:: EXERCISE 1 ::
List the qualities that the CTEPH awareness passage names in its opening words as characterizing people living with pulmonary hypertension.
:: EXERCISE 2 ::
Reproduce the CTEPH awareness passage between "Determination. Strength. Resilience." and "this patient population.", inclusive, keeping its wording unchanged.
:: EXERCISE 3 ::
Answer these from the CTEPH awareness passage:
(a) Which month marks PH Awareness Month?
(b) What organization did Steve Van Wormer co-found?
(c) What does the abbreviation CTEPH stand for?

:: SELECTED EXTRACT ::
——
Determination. Strength. Resilience. These are just a few qualities that may characterize people around the world living with pulmonary hypertension (PH), a sometimes debilitating disease of the lungs. But a particularly rare form of the disease, called chronic thromboembolic pulmonary hypertension (CTEPH), is often misinterpreted by patients and doctors alike.,
November marks PH Awareness Month, designed to shine a spotlight on the disease — and generate support for patients. On November 21, patient advocacy groups, healthcare professionals and caregivers focus specifically on CTEPH and the unique needs of this patient population.
“Patients with CTEPH may face devastating symptoms and be left searching for answers and help for years,” says Steve Van Wormer, co-founder and president of phaware, one of the leading global pulmonary hypertension advocacy organizations. “CTEPH Awareness Day is an especially important opportunity to highlight this debilitating disease that many have never heard of before. We need to provide support and raise awareness in order to reduce the time it takes to receive a proper diagnosis and treatment.”
——
:: INFORMATION SHOWN ::
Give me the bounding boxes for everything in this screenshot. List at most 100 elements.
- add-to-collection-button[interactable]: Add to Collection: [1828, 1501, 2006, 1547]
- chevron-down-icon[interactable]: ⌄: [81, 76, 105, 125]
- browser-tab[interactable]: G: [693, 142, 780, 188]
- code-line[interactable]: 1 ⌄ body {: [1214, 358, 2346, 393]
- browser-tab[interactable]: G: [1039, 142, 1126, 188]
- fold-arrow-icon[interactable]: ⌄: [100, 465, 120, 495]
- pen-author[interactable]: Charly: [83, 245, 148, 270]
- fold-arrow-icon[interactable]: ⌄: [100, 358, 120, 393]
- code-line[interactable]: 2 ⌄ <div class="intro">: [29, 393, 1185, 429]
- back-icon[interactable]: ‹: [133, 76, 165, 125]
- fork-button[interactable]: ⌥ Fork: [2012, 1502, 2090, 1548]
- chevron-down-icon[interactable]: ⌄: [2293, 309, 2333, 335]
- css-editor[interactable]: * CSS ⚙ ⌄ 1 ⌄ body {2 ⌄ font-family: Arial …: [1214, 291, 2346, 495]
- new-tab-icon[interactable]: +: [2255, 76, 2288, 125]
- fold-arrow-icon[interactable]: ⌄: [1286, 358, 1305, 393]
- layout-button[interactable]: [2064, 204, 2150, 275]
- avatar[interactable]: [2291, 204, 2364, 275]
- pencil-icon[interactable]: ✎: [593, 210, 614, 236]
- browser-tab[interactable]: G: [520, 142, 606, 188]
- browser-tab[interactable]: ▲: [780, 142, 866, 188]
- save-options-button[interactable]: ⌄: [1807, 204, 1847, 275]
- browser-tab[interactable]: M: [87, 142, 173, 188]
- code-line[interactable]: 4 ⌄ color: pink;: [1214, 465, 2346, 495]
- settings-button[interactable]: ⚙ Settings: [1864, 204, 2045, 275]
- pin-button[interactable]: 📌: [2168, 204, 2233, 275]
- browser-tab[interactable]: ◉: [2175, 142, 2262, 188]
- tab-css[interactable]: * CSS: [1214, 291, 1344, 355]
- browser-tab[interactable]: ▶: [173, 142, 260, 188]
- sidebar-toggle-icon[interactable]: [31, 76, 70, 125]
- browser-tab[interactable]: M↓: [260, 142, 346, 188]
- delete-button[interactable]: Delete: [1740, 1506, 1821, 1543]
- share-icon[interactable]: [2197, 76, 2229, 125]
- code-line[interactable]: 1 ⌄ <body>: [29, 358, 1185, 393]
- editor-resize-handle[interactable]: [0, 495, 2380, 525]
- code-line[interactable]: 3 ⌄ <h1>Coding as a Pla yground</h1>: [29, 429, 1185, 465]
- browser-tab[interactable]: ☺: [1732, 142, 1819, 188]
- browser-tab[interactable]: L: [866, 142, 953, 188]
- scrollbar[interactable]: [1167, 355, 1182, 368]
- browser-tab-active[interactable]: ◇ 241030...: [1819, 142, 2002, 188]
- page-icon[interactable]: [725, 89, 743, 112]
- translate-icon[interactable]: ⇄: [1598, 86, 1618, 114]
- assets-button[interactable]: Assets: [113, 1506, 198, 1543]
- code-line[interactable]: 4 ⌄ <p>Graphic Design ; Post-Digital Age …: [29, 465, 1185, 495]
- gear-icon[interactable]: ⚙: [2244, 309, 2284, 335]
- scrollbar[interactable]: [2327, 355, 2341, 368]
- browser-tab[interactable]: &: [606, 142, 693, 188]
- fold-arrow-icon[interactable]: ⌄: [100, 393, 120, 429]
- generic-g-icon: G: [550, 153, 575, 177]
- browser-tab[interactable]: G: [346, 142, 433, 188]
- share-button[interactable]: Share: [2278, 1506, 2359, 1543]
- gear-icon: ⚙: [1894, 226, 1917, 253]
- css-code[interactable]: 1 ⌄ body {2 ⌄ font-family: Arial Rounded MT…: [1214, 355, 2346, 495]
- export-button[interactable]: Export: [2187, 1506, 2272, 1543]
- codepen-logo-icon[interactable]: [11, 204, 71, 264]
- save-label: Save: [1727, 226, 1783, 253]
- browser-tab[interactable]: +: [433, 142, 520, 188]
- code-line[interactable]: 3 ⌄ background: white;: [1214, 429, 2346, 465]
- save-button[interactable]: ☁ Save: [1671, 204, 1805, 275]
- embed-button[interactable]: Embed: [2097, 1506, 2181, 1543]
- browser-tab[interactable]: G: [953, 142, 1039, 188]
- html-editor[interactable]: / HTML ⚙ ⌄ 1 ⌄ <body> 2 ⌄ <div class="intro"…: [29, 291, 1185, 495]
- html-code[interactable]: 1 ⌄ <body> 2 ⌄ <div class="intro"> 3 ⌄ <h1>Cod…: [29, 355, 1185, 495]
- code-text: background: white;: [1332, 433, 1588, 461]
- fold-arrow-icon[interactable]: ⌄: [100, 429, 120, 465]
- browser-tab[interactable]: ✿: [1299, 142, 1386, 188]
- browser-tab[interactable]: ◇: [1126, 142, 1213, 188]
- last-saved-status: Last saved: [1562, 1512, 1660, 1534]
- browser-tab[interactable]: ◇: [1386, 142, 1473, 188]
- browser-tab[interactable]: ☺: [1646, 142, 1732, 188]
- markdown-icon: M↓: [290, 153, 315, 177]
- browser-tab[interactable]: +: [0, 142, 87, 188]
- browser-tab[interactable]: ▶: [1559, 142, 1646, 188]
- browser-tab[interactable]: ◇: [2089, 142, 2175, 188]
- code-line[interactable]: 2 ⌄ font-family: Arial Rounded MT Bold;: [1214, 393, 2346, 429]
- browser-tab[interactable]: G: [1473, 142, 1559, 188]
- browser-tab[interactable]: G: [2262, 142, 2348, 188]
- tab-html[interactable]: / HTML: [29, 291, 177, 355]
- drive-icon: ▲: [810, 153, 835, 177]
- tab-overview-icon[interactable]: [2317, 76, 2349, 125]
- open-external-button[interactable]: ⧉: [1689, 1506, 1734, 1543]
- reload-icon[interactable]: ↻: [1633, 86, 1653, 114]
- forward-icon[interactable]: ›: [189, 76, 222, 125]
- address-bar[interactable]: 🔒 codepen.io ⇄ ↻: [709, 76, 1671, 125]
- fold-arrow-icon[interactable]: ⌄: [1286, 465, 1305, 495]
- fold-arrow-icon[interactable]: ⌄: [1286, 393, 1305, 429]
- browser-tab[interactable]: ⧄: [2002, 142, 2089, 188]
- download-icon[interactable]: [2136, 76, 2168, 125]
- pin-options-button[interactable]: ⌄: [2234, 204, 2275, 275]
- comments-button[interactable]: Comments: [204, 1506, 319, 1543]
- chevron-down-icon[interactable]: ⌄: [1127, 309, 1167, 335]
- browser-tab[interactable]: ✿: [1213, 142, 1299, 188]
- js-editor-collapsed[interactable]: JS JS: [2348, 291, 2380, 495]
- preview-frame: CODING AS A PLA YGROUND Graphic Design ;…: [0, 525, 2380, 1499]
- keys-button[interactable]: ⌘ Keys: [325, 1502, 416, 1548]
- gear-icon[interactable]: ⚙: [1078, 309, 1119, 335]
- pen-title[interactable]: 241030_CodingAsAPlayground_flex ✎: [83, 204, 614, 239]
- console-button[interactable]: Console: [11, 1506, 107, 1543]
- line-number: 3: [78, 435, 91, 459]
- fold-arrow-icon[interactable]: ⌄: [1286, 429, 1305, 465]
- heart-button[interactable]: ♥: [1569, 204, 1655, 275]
——
:: WORKED SOLUTION 1 ::
Determination
Strength
Resilience

:: WORKED SOLUTION 2 ::
Determination. Strength. Resilience. These are just a few qualities that may characterize people around the world living with pulmonary hypertension (PH), a sometimes debilitating disease of the lungs. But a particularly rare form of the disease, called chronic thromboembolic pulmonary hypertension (CTEPH), is often misinterpreted by patients and doctors alike.,
November marks PH Awareness Month, designed to shine a spotlight on the disease — and generate support for patients. On November 21, patient advocacy groups, healthcare professionals and caregivers focus specifically on CTEPH and the unique needs of this patient population.

:: WORKED SOLUTION 3 ::
(a) November
(b) phaware
(c) Chronic thromboembolic pulmonary hypertension